++++ SUPPLIED MATERIAL
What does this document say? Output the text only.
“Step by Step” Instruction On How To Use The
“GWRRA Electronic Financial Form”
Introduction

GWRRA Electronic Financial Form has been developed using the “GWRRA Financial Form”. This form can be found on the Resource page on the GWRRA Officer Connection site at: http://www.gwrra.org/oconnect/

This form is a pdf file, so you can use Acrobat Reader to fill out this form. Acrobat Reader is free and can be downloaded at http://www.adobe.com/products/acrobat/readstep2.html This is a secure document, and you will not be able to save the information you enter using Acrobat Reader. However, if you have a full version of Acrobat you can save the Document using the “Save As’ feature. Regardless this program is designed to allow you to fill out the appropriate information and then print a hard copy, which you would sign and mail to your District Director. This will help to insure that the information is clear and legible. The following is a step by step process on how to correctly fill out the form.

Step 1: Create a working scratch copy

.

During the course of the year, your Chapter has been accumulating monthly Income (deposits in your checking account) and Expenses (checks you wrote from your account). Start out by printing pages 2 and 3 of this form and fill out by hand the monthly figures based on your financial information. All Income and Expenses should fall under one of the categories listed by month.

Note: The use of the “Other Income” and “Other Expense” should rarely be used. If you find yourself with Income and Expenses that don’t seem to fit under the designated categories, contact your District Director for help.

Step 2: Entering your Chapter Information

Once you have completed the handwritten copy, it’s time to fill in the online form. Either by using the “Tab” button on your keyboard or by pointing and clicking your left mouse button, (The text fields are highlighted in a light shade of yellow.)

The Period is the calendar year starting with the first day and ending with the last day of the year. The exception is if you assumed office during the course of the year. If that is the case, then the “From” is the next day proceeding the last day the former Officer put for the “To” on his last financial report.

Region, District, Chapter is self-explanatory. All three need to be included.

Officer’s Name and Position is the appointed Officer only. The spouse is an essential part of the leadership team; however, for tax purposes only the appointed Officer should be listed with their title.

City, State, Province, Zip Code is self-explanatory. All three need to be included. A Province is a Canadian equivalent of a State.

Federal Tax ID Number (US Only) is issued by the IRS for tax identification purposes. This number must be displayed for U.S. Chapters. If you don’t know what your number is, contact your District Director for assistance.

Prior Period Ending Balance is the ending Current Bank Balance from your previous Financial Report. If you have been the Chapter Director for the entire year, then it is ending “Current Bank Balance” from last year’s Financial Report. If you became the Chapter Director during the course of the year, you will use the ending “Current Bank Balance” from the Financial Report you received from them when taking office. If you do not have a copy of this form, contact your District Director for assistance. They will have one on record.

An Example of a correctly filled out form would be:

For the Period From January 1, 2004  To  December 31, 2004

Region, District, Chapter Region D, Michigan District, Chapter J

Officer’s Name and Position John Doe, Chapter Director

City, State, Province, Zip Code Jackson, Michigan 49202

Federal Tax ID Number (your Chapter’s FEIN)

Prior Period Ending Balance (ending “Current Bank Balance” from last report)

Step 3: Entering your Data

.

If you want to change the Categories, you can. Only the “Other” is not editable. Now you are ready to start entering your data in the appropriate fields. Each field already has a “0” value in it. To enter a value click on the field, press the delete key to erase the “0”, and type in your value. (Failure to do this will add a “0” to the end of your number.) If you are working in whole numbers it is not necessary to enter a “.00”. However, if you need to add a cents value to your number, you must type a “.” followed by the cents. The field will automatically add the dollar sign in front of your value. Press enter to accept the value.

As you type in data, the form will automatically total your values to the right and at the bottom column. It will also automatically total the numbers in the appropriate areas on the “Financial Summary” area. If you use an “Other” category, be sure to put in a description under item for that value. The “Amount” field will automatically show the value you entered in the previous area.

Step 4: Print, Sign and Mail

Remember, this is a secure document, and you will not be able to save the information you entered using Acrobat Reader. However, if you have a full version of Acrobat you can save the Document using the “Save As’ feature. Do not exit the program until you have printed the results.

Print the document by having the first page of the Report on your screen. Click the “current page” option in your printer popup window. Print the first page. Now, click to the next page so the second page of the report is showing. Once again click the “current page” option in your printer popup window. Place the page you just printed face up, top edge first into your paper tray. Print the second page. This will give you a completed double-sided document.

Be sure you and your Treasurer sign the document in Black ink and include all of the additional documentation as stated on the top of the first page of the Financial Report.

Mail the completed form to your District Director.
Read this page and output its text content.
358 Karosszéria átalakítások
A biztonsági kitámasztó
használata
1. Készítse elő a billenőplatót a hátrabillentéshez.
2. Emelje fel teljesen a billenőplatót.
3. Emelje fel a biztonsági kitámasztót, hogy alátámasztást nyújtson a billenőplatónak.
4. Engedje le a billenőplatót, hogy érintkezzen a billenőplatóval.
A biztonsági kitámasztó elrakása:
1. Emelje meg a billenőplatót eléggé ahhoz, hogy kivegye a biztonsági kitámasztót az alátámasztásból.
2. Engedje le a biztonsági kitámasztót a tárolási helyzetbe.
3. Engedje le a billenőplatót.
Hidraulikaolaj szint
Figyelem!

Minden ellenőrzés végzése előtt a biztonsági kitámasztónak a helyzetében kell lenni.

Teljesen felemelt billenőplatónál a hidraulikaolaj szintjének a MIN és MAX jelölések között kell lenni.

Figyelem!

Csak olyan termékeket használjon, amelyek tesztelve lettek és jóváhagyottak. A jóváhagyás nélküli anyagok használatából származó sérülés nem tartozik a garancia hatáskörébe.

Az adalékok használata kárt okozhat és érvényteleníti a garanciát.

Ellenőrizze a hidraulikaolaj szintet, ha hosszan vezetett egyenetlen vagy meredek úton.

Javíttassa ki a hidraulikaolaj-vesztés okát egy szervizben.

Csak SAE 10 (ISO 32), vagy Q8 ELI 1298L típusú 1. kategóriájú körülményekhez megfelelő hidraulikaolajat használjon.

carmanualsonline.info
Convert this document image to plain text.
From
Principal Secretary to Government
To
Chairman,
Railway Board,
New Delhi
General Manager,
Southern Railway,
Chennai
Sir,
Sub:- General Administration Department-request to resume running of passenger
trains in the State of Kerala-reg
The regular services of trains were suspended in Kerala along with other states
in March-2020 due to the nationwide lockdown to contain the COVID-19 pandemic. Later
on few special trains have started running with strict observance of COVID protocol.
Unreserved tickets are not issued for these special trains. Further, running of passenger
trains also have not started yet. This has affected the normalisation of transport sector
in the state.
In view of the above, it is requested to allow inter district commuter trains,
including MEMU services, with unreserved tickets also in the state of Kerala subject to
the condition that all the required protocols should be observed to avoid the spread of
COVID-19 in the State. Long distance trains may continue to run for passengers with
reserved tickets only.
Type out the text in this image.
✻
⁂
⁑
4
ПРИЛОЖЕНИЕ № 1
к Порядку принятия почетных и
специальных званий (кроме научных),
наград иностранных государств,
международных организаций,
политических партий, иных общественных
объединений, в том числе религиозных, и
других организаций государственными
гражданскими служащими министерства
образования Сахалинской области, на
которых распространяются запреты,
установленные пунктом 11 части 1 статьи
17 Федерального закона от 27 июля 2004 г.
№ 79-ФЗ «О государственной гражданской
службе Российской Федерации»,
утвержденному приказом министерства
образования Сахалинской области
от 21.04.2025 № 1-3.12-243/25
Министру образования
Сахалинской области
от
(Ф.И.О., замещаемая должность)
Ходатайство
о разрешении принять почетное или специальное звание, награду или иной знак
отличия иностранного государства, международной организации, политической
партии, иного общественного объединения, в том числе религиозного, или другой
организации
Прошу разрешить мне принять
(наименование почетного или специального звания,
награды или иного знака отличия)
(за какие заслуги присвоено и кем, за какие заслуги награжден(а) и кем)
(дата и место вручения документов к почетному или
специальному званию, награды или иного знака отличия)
++++++++
EXERCISE DETAILS: Go through the data and gather every line that holds "Engedje".

EXERCISE ANSWER:
4. Engedje le a billenőplatót, hogy érintkezzen a billenőplatóval.
2. Engedje le a biztonsági kitámasztót a tárolási helyzetbe.
3. Engedje le a billenőplatót.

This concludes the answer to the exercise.